Items listed in a dataset:
————

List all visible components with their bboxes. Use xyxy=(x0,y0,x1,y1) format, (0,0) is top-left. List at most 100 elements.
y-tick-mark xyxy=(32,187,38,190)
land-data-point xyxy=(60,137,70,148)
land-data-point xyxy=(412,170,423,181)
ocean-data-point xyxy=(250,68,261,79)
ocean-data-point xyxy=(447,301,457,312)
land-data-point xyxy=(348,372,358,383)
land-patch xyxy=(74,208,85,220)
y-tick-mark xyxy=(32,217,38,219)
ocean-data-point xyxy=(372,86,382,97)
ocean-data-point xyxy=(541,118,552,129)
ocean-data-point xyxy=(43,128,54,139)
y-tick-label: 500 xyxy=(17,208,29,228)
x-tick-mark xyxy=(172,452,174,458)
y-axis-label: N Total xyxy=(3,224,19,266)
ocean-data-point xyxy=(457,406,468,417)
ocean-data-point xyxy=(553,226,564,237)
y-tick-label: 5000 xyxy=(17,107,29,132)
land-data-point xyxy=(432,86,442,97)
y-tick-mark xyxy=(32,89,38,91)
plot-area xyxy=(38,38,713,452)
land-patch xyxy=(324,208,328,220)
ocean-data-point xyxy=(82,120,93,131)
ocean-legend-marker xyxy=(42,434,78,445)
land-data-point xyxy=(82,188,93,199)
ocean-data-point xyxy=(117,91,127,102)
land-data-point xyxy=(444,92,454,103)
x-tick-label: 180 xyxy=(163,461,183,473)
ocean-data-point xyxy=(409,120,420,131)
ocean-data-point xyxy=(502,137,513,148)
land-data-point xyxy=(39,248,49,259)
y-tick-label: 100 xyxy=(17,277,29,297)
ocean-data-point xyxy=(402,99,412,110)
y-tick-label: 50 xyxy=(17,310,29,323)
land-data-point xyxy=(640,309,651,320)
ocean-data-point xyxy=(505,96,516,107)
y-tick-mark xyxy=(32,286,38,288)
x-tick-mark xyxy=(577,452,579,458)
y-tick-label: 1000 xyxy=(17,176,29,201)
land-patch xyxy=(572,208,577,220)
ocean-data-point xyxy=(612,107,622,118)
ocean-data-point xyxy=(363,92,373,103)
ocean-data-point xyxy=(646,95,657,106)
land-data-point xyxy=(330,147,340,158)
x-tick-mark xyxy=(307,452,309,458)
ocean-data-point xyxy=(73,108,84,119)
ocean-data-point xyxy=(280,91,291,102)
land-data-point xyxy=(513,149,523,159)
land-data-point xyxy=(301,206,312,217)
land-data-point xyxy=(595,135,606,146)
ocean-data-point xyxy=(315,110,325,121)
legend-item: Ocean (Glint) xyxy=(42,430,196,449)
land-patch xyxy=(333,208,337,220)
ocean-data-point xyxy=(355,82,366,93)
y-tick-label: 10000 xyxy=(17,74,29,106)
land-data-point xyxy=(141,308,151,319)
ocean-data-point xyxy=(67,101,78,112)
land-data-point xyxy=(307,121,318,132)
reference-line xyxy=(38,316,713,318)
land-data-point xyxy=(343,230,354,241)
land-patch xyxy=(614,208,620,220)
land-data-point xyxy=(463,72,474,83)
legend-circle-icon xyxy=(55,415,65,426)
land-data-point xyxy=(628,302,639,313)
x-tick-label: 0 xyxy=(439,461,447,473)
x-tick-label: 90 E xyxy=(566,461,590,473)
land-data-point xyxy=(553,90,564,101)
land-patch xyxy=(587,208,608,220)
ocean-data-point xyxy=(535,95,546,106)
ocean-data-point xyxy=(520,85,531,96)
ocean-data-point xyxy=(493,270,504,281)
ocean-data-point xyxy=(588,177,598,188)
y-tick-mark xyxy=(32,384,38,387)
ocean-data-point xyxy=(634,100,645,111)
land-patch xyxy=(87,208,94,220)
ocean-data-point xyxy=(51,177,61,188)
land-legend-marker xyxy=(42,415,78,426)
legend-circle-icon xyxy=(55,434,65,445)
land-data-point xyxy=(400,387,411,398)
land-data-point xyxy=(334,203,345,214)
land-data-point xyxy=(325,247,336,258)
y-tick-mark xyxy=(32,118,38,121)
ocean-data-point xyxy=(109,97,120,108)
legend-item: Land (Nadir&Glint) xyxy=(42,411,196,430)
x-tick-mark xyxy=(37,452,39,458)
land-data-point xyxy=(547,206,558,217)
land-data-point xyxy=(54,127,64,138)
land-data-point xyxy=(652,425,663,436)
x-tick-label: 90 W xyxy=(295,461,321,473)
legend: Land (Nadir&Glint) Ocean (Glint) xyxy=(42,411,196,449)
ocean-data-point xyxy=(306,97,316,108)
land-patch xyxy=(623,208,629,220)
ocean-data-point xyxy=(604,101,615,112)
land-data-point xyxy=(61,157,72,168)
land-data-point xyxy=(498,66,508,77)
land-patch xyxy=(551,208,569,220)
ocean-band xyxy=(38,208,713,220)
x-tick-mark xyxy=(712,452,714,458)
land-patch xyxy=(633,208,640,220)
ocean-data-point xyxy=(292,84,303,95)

————

Brief: Switch every "ocean-data-point" in the material above to "sea-data-point" and keep everything else unchanged.

Finished task:
List all visible components with their bboxes. Use xyxy=(x0,y0,x1,y1) format, (0,0) is top-left. List at most 100 elements.
y-tick-mark xyxy=(32,187,38,190)
land-data-point xyxy=(60,137,70,148)
land-data-point xyxy=(412,170,423,181)
sea-data-point xyxy=(250,68,261,79)
sea-data-point xyxy=(447,301,457,312)
land-data-point xyxy=(348,372,358,383)
land-patch xyxy=(74,208,85,220)
y-tick-mark xyxy=(32,217,38,219)
sea-data-point xyxy=(372,86,382,97)
sea-data-point xyxy=(541,118,552,129)
sea-data-point xyxy=(43,128,54,139)
y-tick-label: 500 xyxy=(17,208,29,228)
x-tick-mark xyxy=(172,452,174,458)
y-axis-label: N Total xyxy=(3,224,19,266)
sea-data-point xyxy=(457,406,468,417)
sea-data-point xyxy=(553,226,564,237)
y-tick-label: 5000 xyxy=(17,107,29,132)
land-data-point xyxy=(432,86,442,97)
y-tick-mark xyxy=(32,89,38,91)
plot-area xyxy=(38,38,713,452)
land-patch xyxy=(324,208,328,220)
sea-data-point xyxy=(82,120,93,131)
ocean-legend-marker xyxy=(42,434,78,445)
land-data-point xyxy=(82,188,93,199)
sea-data-point xyxy=(117,91,127,102)
land-data-point xyxy=(444,92,454,103)
x-tick-label: 180 xyxy=(163,461,183,473)
sea-data-point xyxy=(409,120,420,131)
sea-data-point xyxy=(502,137,513,148)
land-data-point xyxy=(39,248,49,259)
y-tick-label: 100 xyxy=(17,277,29,297)
sea-data-point xyxy=(402,99,412,110)
y-tick-label: 50 xyxy=(17,310,29,323)
land-data-point xyxy=(640,309,651,320)
sea-data-point xyxy=(505,96,516,107)
y-tick-mark xyxy=(32,286,38,288)
x-tick-mark xyxy=(577,452,579,458)
y-tick-label: 1000 xyxy=(17,176,29,201)
land-patch xyxy=(572,208,577,220)
sea-data-point xyxy=(612,107,622,118)
sea-data-point xyxy=(363,92,373,103)
sea-data-point xyxy=(646,95,657,106)
land-data-point xyxy=(330,147,340,158)
x-tick-mark xyxy=(307,452,309,458)
sea-data-point xyxy=(73,108,84,119)
sea-data-point xyxy=(280,91,291,102)
land-data-point xyxy=(513,149,523,159)
land-data-point xyxy=(301,206,312,217)
land-data-point xyxy=(595,135,606,146)
sea-data-point xyxy=(315,110,325,121)
legend-item: Ocean (Glint) xyxy=(42,430,196,449)
land-patch xyxy=(333,208,337,220)
sea-data-point xyxy=(355,82,366,93)
y-tick-label: 10000 xyxy=(17,74,29,106)
land-data-point xyxy=(141,308,151,319)
sea-data-point xyxy=(67,101,78,112)
land-data-point xyxy=(307,121,318,132)
reference-line xyxy=(38,316,713,318)
land-data-point xyxy=(343,230,354,241)
land-patch xyxy=(614,208,620,220)
land-data-point xyxy=(463,72,474,83)
legend-circle-icon xyxy=(55,415,65,426)
land-data-point xyxy=(628,302,639,313)
x-tick-label: 0 xyxy=(439,461,447,473)
x-tick-label: 90 E xyxy=(566,461,590,473)
land-data-point xyxy=(553,90,564,101)
land-patch xyxy=(587,208,608,220)
sea-data-point xyxy=(535,95,546,106)
sea-data-point xyxy=(520,85,531,96)
sea-data-point xyxy=(493,270,504,281)
sea-data-point xyxy=(588,177,598,188)
y-tick-mark xyxy=(32,384,38,387)
sea-data-point xyxy=(634,100,645,111)
land-patch xyxy=(87,208,94,220)
sea-data-point xyxy=(51,177,61,188)
land-legend-marker xyxy=(42,415,78,426)
legend-circle-icon xyxy=(55,434,65,445)
land-data-point xyxy=(400,387,411,398)
land-data-point xyxy=(334,203,345,214)
land-data-point xyxy=(325,247,336,258)
y-tick-mark xyxy=(32,118,38,121)
sea-data-point xyxy=(109,97,120,108)
legend-item: Land (Nadir&Glint) xyxy=(42,411,196,430)
x-tick-mark xyxy=(37,452,39,458)
land-data-point xyxy=(547,206,558,217)
land-data-point xyxy=(54,127,64,138)
land-data-point xyxy=(652,425,663,436)
x-tick-label: 90 W xyxy=(295,461,321,473)
legend: Land (Nadir&Glint) Ocean (Glint) xyxy=(42,411,196,449)
sea-data-point xyxy=(306,97,316,108)
land-patch xyxy=(623,208,629,220)
sea-data-point xyxy=(604,101,615,112)
land-data-point xyxy=(61,157,72,168)
land-data-point xyxy=(498,66,508,77)
land-patch xyxy=(551,208,569,220)
ocean-band xyxy=(38,208,713,220)
x-tick-mark xyxy=(712,452,714,458)
land-patch xyxy=(633,208,640,220)
sea-data-point xyxy=(292,84,303,95)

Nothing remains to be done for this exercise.